## INPUT FOR THIS TASK
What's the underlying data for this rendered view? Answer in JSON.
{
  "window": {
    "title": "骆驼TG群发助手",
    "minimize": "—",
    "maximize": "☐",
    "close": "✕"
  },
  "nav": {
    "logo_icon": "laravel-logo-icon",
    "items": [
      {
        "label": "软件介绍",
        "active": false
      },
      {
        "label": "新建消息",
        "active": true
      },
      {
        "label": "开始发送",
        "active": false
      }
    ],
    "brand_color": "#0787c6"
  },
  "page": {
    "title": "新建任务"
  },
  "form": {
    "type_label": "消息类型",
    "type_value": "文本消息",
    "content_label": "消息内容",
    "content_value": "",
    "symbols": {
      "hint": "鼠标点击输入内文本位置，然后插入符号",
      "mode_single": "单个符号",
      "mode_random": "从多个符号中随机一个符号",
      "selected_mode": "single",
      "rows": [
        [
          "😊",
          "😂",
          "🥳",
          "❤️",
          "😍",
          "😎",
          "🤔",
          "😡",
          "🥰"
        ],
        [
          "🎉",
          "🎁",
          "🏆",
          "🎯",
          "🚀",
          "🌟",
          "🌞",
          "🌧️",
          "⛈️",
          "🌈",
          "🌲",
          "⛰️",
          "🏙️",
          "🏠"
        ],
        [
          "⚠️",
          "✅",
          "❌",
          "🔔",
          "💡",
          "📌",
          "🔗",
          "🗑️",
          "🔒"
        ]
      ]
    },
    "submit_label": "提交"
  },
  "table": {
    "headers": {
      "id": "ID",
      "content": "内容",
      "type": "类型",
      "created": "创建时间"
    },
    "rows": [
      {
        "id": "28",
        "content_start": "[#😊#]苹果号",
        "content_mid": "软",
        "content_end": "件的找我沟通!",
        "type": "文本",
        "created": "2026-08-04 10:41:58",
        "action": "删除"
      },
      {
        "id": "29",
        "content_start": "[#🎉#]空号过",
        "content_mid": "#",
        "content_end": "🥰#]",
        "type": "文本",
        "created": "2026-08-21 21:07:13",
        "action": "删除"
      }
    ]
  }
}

* * *

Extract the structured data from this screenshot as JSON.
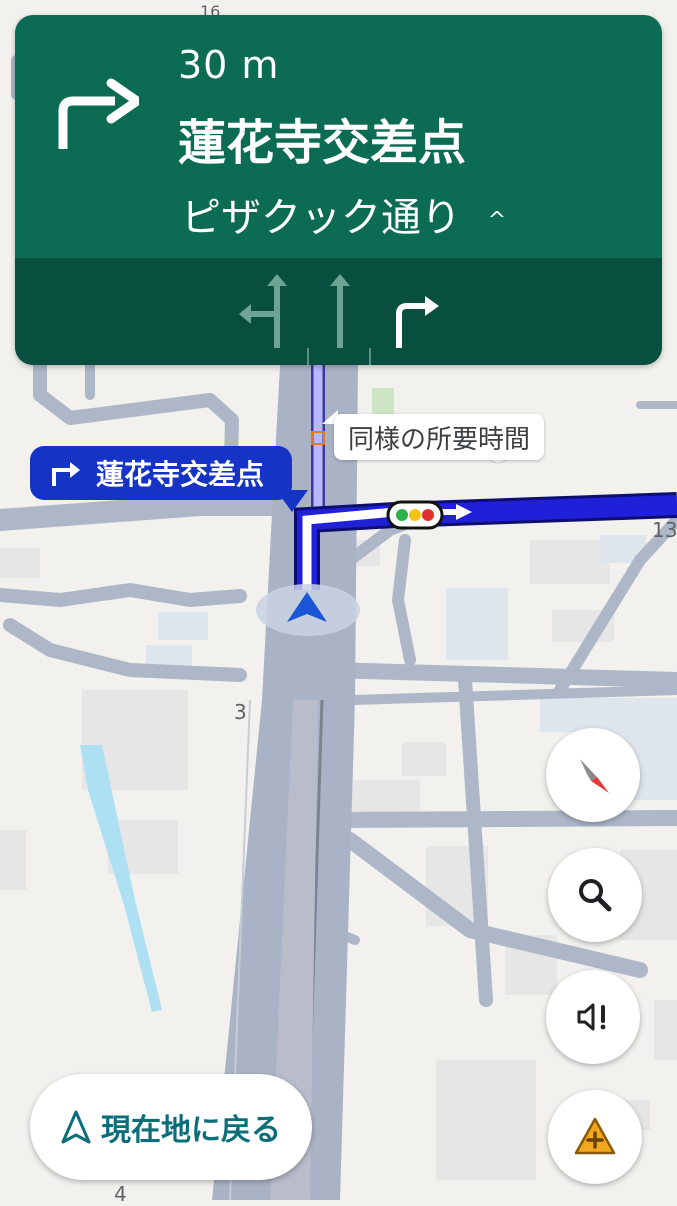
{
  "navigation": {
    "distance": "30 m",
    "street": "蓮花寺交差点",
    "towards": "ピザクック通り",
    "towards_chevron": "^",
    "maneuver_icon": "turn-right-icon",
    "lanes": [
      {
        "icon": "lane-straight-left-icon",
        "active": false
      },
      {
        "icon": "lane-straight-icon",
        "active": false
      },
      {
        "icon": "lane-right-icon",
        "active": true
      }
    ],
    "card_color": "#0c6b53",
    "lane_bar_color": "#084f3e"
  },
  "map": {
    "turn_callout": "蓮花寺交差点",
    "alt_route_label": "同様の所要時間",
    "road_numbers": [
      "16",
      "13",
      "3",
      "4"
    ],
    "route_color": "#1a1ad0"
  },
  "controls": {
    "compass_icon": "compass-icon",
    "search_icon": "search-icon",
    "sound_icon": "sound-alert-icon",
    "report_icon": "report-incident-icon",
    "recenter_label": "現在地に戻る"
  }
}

## YOUR TASK
Lines that include the word "JSON" — how many are there in the data? Answer with the number alone.

## RESULT
2